*** DATASET ***
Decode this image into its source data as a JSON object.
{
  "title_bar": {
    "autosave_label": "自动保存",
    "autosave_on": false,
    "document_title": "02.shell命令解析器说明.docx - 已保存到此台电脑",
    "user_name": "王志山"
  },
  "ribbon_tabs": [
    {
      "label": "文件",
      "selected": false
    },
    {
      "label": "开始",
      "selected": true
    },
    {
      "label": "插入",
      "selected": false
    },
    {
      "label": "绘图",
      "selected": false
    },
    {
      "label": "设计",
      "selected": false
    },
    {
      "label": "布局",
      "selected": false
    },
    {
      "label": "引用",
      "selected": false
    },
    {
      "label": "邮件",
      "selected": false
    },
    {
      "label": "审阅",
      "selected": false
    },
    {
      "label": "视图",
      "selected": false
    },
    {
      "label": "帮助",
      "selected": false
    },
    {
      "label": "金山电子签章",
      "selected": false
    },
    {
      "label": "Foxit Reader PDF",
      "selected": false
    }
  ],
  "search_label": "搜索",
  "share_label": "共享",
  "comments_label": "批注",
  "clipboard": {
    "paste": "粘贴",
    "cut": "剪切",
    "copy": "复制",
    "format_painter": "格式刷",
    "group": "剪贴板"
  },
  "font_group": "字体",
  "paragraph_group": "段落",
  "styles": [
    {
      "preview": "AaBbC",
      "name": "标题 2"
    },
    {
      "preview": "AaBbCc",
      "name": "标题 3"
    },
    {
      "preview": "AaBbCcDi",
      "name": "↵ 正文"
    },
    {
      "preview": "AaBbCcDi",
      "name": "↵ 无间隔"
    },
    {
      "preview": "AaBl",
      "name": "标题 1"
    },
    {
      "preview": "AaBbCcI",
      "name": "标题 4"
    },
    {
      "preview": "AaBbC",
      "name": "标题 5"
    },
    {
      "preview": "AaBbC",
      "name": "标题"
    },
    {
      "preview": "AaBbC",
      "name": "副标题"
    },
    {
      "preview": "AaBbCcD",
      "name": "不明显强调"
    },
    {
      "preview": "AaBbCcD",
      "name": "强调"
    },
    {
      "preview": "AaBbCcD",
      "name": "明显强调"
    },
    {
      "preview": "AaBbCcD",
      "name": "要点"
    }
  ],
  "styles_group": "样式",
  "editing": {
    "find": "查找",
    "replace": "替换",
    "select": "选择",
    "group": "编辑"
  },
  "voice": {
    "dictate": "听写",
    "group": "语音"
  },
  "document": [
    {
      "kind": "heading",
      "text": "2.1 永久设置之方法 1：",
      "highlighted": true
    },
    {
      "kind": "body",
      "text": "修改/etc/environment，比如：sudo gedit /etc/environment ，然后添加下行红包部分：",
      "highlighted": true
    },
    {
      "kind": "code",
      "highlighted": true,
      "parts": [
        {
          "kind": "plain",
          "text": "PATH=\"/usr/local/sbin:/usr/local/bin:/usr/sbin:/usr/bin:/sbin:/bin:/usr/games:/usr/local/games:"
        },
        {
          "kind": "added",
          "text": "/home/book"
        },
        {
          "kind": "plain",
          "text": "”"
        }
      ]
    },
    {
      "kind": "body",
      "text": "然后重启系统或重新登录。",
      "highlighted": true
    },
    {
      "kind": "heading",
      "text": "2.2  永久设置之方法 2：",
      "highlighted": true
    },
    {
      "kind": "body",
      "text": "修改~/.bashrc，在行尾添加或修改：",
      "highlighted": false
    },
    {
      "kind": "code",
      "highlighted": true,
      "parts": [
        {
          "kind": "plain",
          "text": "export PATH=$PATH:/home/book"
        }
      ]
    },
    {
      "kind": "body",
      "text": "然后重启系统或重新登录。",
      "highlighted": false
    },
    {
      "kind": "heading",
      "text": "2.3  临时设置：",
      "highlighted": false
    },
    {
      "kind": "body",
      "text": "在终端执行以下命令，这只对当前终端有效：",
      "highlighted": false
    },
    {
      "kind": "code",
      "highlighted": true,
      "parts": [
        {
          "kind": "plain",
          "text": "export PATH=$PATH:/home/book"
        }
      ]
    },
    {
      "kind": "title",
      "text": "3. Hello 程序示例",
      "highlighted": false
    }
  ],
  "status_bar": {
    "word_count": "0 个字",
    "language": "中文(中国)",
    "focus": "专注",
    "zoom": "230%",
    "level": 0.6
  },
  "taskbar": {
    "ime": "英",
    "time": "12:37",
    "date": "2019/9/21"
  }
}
***
[SHORT PROBLEM] Retype the entries exactly, including every line.

[EXERCISE ANSWER]
Decode this image into its source data as a JSON object.
{
  "title_bar": {
    "autosave_label": "自动保存",
    "autosave_on": false,
    "document_title": "02.shell命令解析器说明.docx - 已保存到此台电脑",
    "user_name": "王志山"
  },
  "ribbon_tabs": [
    {
      "label": "文件",
      "selected": false
    },
    {
      "label": "开始",
      "selected": true
    },
    {
      "label": "插入",
      "selected": false
    },
    {
      "label": "绘图",
      "selected": false
    },
    {
      "label": "设计",
      "selected": false
    },
    {
      "label": "布局",
      "selected": false
    },
    {
      "label": "引用",
      "selected": false
    },
    {
      "label": "邮件",
      "selected": false
    },
    {
      "label": "审阅",
      "selected": false
    },
    {
      "label": "视图",
      "selected": false
    },
    {
      "label": "帮助",
      "selected": false
    },
    {
      "label": "金山电子签章",
      "selected": false
    },
    {
      "label": "Foxit Reader PDF",
      "selected": false
    }
  ],
  "search_label": "搜索",
  "share_label": "共享",
  "comments_label": "批注",
  "clipboard": {
    "paste": "粘贴",
    "cut": "剪切",
    "copy": "复制",
    "format_painter": "格式刷",
    "group": "剪贴板"
  },
  "font_group": "字体",
  "paragraph_group": "段落",
  "styles": [
    {
      "preview": "AaBbC",
      "name": "标题 2"
    },
    {
      "preview": "AaBbCc",
      "name": "标题 3"
    },
    {
      "preview": "AaBbCcDi",
      "name": "↵ 正文"
    },
    {
      "preview": "AaBbCcDi",
      "name": "↵ 无间隔"
    },
    {
      "preview": "AaBl",
      "name": "标题 1"
    },
    {
      "preview": "AaBbCcI",
      "name": "标题 4"
    },
    {
      "preview": "AaBbC",
      "name": "标题 5"
    },
    {
      "preview": "AaBbC",
      "name": "标题"
    },
    {
      "preview": "AaBbC",
      "name": "副标题"
    },
    {
      "preview": "AaBbCcD",
      "name": "不明显强调"
    },
    {
      "preview": "AaBbCcD",
      "name": "强调"
    },
    {
      "preview": "AaBbCcD",
      "name": "明显强调"
    },
    {
      "preview": "AaBbCcD",
      "name": "要点"
    }
  ],
  "styles_group": "样式",
  "editing": {
    "find": "查找",
    "replace": "替换",
    "select": "选择",
    "group": "编辑"
  },
  "voice": {
    "dictate": "听写",
    "group": "语音"
  },
  "document": [
    {
      "kind": "heading",
      "text": "2.1 永久设置之方法 1：",
      "highlighted": true
    },
    {
      "kind": "body",
      "text": "修改/etc/environment，比如：sudo gedit /etc/environment ，然后添加下行红包部分：",
      "highlighted": true
    },
    {
      "kind": "code",
      "highlighted": true,
      "parts": [
        {
          "kind": "plain",
          "text": "PATH=\"/usr/local/sbin:/usr/local/bin:/usr/sbin:/usr/bin:/sbin:/bin:/usr/games:/usr/local/games:"
        },
        {
          "kind": "added",
          "text": "/home/book"
        },
        {
          "kind": "plain",
          "text": "”"
        }
      ]
    },
    {
      "kind": "body",
      "text": "然后重启系统或重新登录。",
      "highlighted": true
    },
    {
      "kind": "heading",
      "text": "2.2  永久设置之方法 2：",
      "highlighted": true
    },
    {
      "kind": "body",
      "text": "修改~/.bashrc，在行尾添加或修改：",
      "highlighted": false
    },
    {
      "kind": "code",
      "highlighted": true,
      "parts": [
        {
          "kind": "plain",
          "text": "export PATH=$PATH:/home/book"
        }
      ]
    },
    {
      "kind": "body",
      "text": "然后重启系统或重新登录。",
      "highlighted": false
    },
    {
      "kind": "heading",
      "text": "2.3  临时设置：",
      "highlighted": false
    },
    {
      "kind": "body",
      "text": "在终端执行以下命令，这只对当前终端有效：",
      "highlighted": false
    },
    {
      "kind": "code",
      "highlighted": true,
      "parts": [
        {
          "kind": "plain",
          "text": "export PATH=$PATH:/home/book"
        }
      ]
    },
    {
      "kind": "title",
      "text": "3. Hello 程序示例",
      "highlighted": false
    }
  ],
  "status_bar": {
    "word_count": "0 个字",
    "language": "中文(中国)",
    "focus": "专注",
    "zoom": "230%",
    "level": 0.6
  },
  "taskbar": {
    "ime": "英",
    "time": "12:37",
    "date": "2019/9/21"
  }
}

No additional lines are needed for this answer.